◆ **Exercise**
Copy out the listing that follows, exactly, without its pictures.

◆ **Data provided**
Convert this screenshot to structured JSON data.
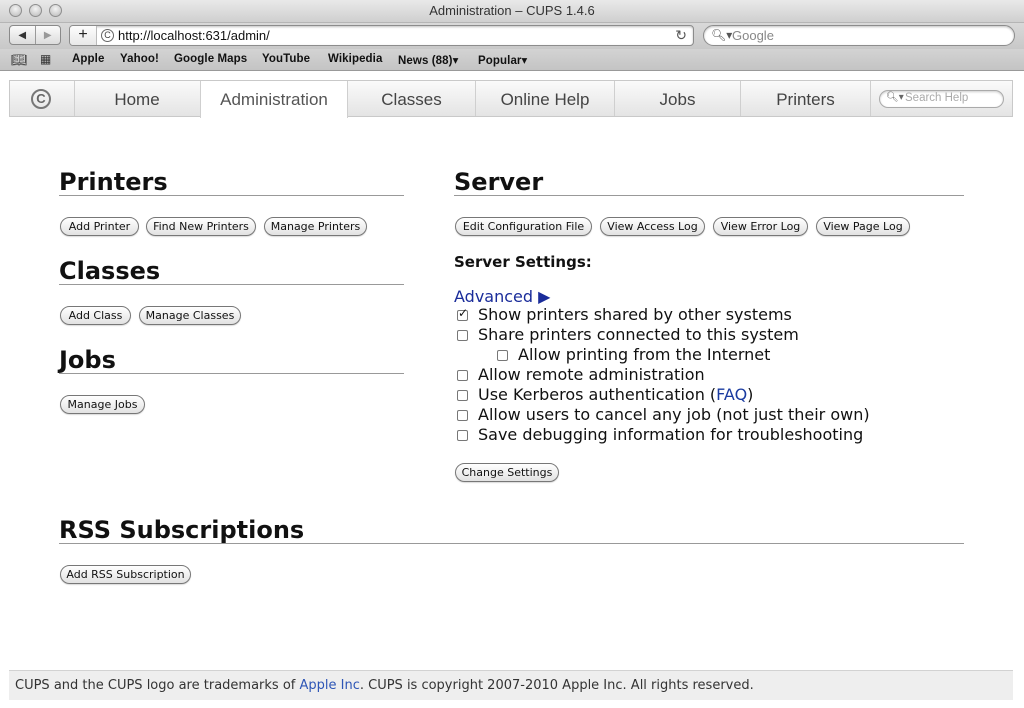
{
  "window": {
    "title": "Administration – CUPS 1.4.6"
  },
  "browser": {
    "url": "http://localhost:631/admin/",
    "search_placeholder": "Google",
    "bookmarks": [
      "Apple",
      "Yahoo!",
      "Google Maps",
      "YouTube",
      "Wikipedia",
      "News (88)▾",
      "Popular▾"
    ]
  },
  "tabs": {
    "logo": "C",
    "items": [
      "Home",
      "Administration",
      "Classes",
      "Online Help",
      "Jobs",
      "Printers"
    ],
    "active": "Administration",
    "search_placeholder": "Search Help"
  },
  "printers": {
    "heading": "Printers",
    "buttons": [
      "Add Printer",
      "Find New Printers",
      "Manage Printers"
    ]
  },
  "classes": {
    "heading": "Classes",
    "buttons": [
      "Add Class",
      "Manage Classes"
    ]
  },
  "jobs": {
    "heading": "Jobs",
    "buttons": [
      "Manage Jobs"
    ]
  },
  "server": {
    "heading": "Server",
    "buttons": [
      "Edit Configuration File",
      "View Access Log",
      "View Error Log",
      "View Page Log"
    ],
    "settings_label": "Server Settings:",
    "advanced": "Advanced ▶",
    "options": [
      {
        "label": "Show printers shared by other systems",
        "checked": true
      },
      {
        "label": "Share printers connected to this system",
        "checked": false
      },
      {
        "label": "Allow printing from the Internet",
        "checked": false
      },
      {
        "label": "Allow remote administration",
        "checked": false
      },
      {
        "label": "Use Kerberos authentication (",
        "link": "FAQ",
        "suffix": ")",
        "checked": false
      },
      {
        "label": "Allow users to cancel any job (not just their own)",
        "checked": false
      },
      {
        "label": "Save debugging information for troubleshooting",
        "checked": false
      }
    ],
    "change_button": "Change Settings"
  },
  "rss": {
    "heading": "RSS Subscriptions",
    "button": "Add RSS Subscription"
  },
  "footer": {
    "text_before": "CUPS and the CUPS logo are trademarks of ",
    "link": "Apple Inc",
    "text_after": ". CUPS is copyright 2007-2010 Apple Inc. All rights reserved."
  }
}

◆ **The completed task**
Convert this screenshot to structured JSON data.
{
  "window": {
    "title": "Administration – CUPS 1.4.6"
  },
  "browser": {
    "url": "http://localhost:631/admin/",
    "search_placeholder": "Google",
    "bookmarks": [
      "Apple",
      "Yahoo!",
      "Google Maps",
      "YouTube",
      "Wikipedia",
      "News (88)▾",
      "Popular▾"
    ]
  },
  "tabs": {
    "logo": "C",
    "items": [
      "Home",
      "Administration",
      "Classes",
      "Online Help",
      "Jobs",
      "Printers"
    ],
    "active": "Administration",
    "search_placeholder": "Search Help"
  },
  "printers": {
    "heading": "Printers",
    "buttons": [
      "Add Printer",
      "Find New Printers",
      "Manage Printers"
    ]
  },
  "classes": {
    "heading": "Classes",
    "buttons": [
      "Add Class",
      "Manage Classes"
    ]
  },
  "jobs": {
    "heading": "Jobs",
    "buttons": [
      "Manage Jobs"
    ]
  },
  "server": {
    "heading": "Server",
    "buttons": [
      "Edit Configuration File",
      "View Access Log",
      "View Error Log",
      "View Page Log"
    ],
    "settings_label": "Server Settings:",
    "advanced": "Advanced ▶",
    "options": [
      {
        "label": "Show printers shared by other systems",
        "checked": true
      },
      {
        "label": "Share printers connected to this system",
        "checked": false
      },
      {
        "label": "Allow printing from the Internet",
        "checked": false
      },
      {
        "label": "Allow remote administration",
        "checked": false
      },
      {
        "label": "Use Kerberos authentication (",
        "link": "FAQ",
        "suffix": ")",
        "checked": false
      },
      {
        "label": "Allow users to cancel any job (not just their own)",
        "checked": false
      },
      {
        "label": "Save debugging information for troubleshooting",
        "checked": false
      }
    ],
    "change_button": "Change Settings"
  },
  "rss": {
    "heading": "RSS Subscriptions",
    "button": "Add RSS Subscription"
  },
  "footer": {
    "text_before": "CUPS and the CUPS logo are trademarks of ",
    "link": "Apple Inc",
    "text_after": ". CUPS is copyright 2007-2010 Apple Inc. All rights reserved."
  }
}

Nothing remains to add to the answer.